◆ Record excerpts ◆
####################

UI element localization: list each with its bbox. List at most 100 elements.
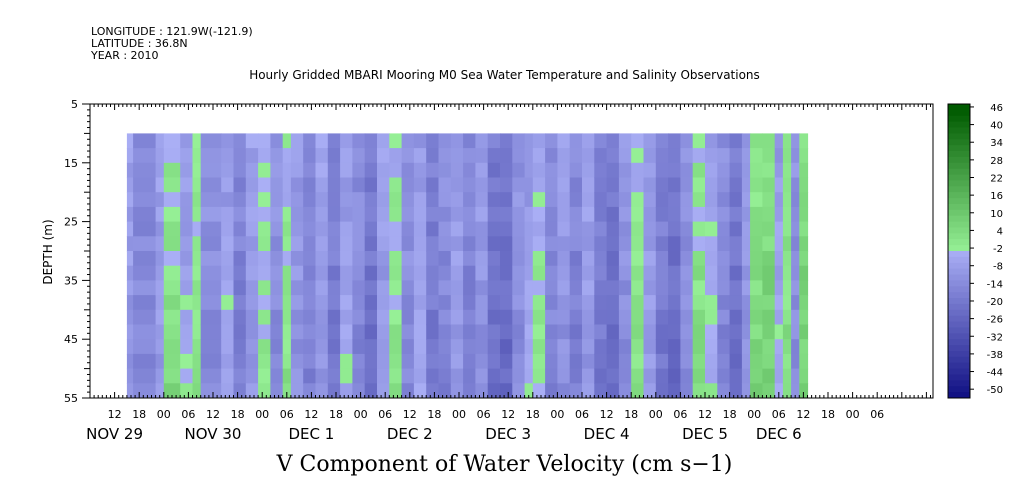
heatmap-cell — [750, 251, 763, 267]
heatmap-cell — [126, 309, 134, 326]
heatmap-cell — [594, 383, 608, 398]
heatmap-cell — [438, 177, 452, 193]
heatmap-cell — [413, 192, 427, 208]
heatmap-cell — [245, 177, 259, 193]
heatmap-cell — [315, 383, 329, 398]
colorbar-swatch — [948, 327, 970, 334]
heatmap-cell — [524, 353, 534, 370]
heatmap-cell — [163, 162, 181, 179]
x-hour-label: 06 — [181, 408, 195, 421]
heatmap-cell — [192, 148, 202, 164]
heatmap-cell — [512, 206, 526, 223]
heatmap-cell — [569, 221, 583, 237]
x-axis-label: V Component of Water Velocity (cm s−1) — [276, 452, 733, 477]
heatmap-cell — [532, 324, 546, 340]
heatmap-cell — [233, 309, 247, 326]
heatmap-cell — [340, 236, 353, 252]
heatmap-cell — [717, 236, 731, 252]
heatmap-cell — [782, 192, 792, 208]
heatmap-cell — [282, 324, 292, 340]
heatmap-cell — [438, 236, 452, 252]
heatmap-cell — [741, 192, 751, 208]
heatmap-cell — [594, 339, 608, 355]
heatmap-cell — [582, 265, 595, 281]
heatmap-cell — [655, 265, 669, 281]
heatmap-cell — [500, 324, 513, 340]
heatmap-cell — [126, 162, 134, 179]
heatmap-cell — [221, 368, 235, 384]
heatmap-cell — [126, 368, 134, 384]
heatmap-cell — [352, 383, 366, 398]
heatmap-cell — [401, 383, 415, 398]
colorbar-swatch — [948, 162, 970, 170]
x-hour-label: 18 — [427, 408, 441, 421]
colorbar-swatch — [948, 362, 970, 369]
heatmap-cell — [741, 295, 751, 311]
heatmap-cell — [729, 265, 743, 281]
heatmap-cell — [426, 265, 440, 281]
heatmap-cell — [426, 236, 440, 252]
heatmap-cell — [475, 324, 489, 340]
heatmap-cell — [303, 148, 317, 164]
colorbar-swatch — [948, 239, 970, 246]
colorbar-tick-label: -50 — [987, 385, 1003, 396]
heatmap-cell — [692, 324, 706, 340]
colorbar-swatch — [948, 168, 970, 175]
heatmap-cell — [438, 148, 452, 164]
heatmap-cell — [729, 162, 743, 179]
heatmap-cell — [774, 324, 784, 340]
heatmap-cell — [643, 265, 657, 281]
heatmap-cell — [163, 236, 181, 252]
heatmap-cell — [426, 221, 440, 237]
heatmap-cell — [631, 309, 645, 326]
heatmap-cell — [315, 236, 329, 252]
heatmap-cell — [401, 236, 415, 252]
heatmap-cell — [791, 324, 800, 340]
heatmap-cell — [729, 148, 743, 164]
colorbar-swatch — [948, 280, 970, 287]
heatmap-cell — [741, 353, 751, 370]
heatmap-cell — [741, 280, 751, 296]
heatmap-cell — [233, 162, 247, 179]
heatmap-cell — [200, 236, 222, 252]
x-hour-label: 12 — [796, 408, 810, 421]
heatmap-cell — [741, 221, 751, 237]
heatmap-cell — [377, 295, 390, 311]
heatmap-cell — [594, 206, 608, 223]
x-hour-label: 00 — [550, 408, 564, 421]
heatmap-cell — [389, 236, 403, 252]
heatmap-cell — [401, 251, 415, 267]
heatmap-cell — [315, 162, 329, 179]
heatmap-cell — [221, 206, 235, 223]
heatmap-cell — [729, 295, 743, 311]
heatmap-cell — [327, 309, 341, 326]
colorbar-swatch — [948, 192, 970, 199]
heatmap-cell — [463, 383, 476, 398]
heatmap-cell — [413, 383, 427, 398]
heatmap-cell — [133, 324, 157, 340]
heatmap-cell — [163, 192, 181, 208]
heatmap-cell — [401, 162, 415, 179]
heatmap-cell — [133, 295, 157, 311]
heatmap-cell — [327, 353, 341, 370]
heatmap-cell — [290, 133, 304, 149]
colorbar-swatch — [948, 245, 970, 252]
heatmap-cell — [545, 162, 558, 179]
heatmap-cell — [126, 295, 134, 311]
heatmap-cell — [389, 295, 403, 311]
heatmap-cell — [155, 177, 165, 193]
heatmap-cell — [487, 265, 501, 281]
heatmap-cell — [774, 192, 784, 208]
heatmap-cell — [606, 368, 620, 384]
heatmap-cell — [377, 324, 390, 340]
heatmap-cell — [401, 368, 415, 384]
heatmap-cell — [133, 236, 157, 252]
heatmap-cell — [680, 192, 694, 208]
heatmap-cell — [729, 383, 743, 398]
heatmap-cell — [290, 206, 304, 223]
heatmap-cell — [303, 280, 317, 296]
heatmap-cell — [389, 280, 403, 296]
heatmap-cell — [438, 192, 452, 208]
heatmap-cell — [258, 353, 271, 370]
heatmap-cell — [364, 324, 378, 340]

####################

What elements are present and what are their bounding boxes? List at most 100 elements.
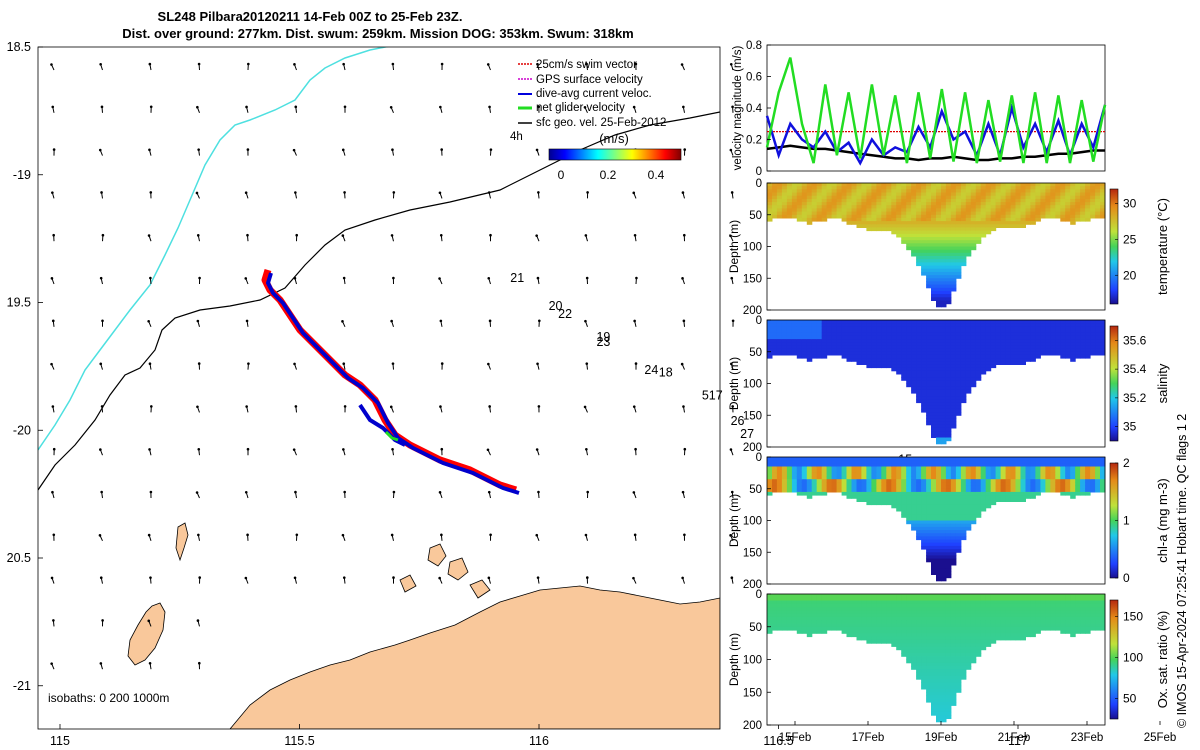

####################

◆ Short problem ◆
Gather every line of the records above that contains the string "hour". Case counts, so a line matches only if the capitalization is the same.

◆ Task answer ◆
x-hour-label: 06 — [181, 408, 195, 421]
x-hour-label: 18 — [427, 408, 441, 421]
x-hour-label: 12 — [796, 408, 810, 421]
x-hour-label: 00 — [550, 408, 564, 421]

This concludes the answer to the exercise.